State the number of lines where "nach" appears. Add nothing else.

[Some records]

----

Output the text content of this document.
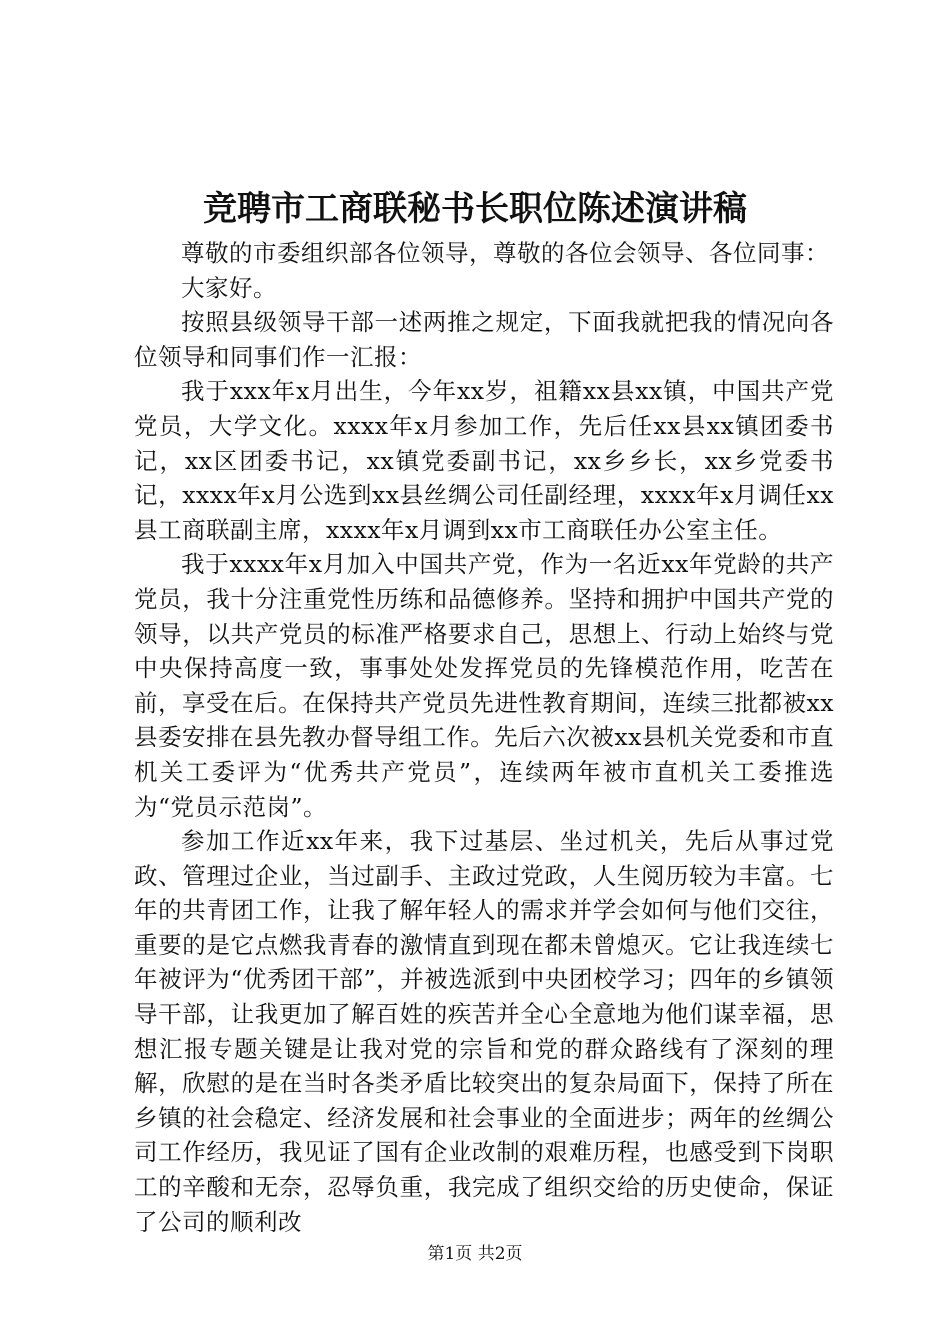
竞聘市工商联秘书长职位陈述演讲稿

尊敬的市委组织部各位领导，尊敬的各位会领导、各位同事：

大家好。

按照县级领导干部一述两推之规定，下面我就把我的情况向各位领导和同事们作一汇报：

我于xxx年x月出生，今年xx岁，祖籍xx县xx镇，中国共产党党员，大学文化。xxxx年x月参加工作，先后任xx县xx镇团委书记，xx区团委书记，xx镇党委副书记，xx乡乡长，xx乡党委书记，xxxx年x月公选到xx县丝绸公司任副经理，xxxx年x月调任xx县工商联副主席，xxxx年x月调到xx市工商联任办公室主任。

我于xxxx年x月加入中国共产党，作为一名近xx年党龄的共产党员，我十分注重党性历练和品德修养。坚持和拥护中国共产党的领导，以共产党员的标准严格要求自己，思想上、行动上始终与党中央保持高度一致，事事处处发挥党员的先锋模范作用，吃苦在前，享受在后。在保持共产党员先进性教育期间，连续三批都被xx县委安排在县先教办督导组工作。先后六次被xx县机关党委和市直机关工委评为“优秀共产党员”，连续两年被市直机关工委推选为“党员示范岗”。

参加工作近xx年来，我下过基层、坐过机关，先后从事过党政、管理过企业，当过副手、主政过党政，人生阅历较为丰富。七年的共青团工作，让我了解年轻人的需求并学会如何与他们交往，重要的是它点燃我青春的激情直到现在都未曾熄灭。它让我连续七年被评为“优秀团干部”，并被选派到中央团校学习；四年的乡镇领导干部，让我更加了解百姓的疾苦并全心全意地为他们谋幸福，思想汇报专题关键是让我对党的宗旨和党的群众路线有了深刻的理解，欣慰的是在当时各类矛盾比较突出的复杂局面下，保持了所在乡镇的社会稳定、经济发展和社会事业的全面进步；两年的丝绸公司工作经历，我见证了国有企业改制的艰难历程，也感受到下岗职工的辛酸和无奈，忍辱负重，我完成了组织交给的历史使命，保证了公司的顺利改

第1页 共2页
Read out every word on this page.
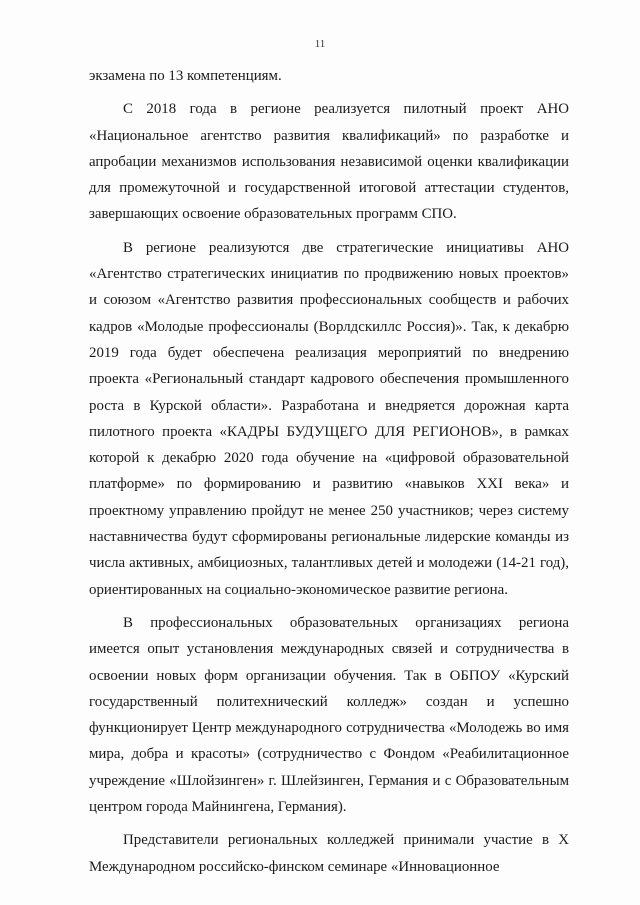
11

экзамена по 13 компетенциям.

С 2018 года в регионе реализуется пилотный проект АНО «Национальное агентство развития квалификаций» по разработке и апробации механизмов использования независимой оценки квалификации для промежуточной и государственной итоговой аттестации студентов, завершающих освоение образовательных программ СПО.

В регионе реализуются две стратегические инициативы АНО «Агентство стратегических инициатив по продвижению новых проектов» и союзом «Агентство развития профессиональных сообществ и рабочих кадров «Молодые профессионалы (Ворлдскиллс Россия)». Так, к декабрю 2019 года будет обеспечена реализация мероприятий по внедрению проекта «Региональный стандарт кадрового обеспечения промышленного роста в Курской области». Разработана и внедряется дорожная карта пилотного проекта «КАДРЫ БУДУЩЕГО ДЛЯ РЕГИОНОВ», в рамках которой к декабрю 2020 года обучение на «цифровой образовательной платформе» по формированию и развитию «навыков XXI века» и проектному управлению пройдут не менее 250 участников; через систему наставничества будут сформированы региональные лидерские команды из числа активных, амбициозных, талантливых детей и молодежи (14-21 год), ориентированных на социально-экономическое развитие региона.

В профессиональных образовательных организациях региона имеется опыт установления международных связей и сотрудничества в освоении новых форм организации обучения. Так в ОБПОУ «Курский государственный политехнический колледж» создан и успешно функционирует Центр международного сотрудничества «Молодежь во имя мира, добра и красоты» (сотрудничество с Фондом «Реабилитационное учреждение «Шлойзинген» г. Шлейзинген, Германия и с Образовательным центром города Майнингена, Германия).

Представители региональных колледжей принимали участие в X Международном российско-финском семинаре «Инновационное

----

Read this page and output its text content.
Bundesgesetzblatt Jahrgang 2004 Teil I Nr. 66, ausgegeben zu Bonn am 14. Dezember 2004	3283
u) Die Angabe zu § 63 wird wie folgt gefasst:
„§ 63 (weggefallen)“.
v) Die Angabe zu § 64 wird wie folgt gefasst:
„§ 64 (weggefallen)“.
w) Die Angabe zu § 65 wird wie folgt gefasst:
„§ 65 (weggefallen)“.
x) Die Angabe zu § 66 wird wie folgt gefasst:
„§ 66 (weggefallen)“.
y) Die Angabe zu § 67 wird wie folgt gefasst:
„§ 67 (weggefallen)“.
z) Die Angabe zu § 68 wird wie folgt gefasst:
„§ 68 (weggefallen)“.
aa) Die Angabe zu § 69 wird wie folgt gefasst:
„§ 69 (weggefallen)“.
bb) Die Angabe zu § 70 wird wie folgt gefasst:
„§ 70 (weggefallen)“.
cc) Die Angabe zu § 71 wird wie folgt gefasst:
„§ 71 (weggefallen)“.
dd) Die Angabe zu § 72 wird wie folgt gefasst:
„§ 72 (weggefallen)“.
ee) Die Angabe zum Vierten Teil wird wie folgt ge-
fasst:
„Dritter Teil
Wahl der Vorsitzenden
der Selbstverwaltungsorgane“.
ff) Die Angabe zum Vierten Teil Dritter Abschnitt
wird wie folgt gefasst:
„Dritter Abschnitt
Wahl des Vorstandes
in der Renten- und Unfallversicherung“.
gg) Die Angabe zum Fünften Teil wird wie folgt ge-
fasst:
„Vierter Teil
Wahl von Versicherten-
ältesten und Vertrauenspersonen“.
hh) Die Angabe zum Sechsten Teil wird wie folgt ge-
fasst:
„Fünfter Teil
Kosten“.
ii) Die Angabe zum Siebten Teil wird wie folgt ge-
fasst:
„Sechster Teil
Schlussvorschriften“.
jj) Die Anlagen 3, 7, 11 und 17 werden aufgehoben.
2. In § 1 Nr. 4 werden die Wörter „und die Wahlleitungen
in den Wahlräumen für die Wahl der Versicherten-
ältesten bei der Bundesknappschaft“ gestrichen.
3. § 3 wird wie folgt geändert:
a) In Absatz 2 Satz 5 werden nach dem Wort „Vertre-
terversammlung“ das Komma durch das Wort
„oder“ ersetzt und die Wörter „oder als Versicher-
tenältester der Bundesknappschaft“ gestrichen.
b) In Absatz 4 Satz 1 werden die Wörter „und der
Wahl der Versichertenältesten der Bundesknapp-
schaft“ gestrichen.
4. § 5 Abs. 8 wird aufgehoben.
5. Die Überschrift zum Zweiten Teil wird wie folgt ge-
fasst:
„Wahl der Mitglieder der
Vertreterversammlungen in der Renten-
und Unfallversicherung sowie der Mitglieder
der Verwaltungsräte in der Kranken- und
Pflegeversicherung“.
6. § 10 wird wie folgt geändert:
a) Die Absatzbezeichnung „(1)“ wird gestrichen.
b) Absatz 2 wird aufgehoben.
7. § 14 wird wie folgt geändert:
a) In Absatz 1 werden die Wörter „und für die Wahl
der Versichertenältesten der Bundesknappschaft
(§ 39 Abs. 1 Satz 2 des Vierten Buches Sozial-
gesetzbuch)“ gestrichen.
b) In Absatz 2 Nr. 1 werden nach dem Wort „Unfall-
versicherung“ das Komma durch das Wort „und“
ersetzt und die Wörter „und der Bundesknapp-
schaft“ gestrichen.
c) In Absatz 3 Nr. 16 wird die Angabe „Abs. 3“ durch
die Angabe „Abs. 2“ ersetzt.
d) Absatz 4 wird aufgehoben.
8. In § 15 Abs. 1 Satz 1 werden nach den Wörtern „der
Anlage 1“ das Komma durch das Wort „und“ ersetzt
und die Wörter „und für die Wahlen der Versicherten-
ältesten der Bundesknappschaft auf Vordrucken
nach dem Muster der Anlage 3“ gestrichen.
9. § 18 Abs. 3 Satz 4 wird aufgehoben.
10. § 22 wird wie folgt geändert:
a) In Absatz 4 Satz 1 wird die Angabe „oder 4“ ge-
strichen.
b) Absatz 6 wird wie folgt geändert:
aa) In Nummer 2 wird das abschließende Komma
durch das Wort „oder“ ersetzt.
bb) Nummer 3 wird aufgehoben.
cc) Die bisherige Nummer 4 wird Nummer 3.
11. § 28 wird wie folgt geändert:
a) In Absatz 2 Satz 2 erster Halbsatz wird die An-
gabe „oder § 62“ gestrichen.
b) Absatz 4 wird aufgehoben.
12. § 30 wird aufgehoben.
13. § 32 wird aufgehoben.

----

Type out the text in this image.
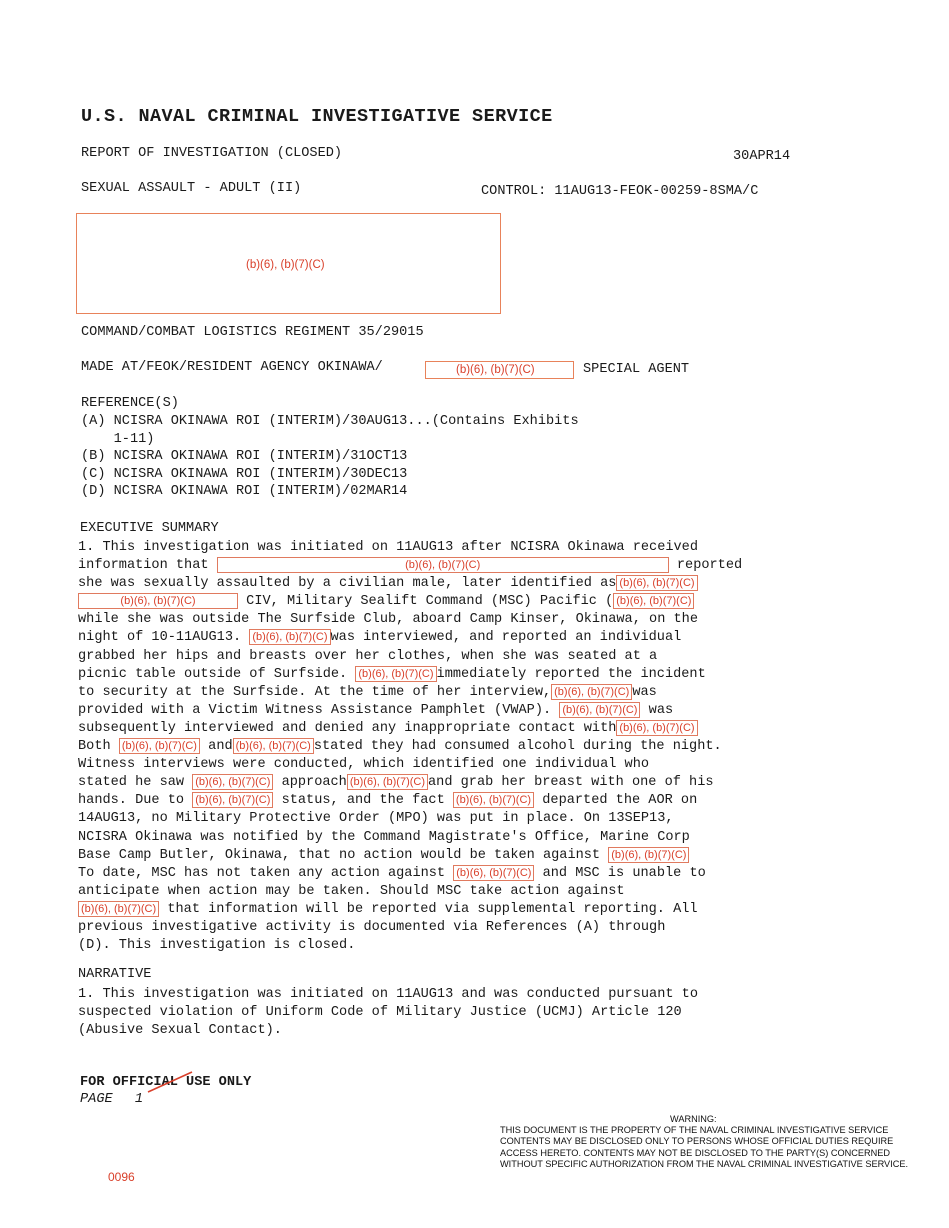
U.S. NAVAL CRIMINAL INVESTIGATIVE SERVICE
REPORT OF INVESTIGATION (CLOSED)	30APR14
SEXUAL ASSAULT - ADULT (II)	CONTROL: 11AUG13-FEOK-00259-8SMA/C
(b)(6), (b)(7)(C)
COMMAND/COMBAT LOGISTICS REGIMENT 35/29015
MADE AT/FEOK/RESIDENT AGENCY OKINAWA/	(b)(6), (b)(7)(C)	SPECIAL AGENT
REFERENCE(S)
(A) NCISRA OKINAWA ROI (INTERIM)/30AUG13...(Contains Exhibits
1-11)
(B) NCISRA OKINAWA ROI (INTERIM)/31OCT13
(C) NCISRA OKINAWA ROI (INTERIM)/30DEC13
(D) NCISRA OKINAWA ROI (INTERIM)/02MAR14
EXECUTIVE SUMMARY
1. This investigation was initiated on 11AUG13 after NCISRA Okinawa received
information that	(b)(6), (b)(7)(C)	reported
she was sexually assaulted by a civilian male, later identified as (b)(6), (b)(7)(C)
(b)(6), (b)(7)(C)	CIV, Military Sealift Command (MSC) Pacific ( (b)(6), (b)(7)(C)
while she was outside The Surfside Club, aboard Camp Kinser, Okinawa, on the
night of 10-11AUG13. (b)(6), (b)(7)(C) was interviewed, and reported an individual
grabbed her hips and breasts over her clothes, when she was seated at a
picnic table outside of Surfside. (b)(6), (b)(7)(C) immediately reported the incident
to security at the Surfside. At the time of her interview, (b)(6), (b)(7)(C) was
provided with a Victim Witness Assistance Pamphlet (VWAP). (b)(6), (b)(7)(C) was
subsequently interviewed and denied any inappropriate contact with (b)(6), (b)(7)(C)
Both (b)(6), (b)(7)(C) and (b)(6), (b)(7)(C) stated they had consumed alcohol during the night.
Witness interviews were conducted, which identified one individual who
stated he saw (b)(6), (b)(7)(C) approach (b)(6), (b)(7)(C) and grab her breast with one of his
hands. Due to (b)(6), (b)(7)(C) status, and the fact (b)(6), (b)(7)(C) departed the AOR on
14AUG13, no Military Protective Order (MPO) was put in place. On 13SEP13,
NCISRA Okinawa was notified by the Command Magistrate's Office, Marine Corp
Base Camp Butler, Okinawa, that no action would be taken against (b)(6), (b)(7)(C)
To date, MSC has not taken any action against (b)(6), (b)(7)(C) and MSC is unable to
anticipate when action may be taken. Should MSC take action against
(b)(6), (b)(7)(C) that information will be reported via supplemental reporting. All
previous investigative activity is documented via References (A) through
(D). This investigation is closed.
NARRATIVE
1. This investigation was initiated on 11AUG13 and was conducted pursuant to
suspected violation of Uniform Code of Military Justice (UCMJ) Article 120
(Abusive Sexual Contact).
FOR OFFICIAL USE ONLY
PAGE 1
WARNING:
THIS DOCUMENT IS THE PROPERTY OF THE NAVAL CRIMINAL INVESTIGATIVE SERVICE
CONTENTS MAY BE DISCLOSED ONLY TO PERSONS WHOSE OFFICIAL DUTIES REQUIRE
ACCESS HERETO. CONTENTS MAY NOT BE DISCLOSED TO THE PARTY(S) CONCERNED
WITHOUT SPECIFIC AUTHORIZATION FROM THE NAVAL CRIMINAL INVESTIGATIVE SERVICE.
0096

----

• The result:
4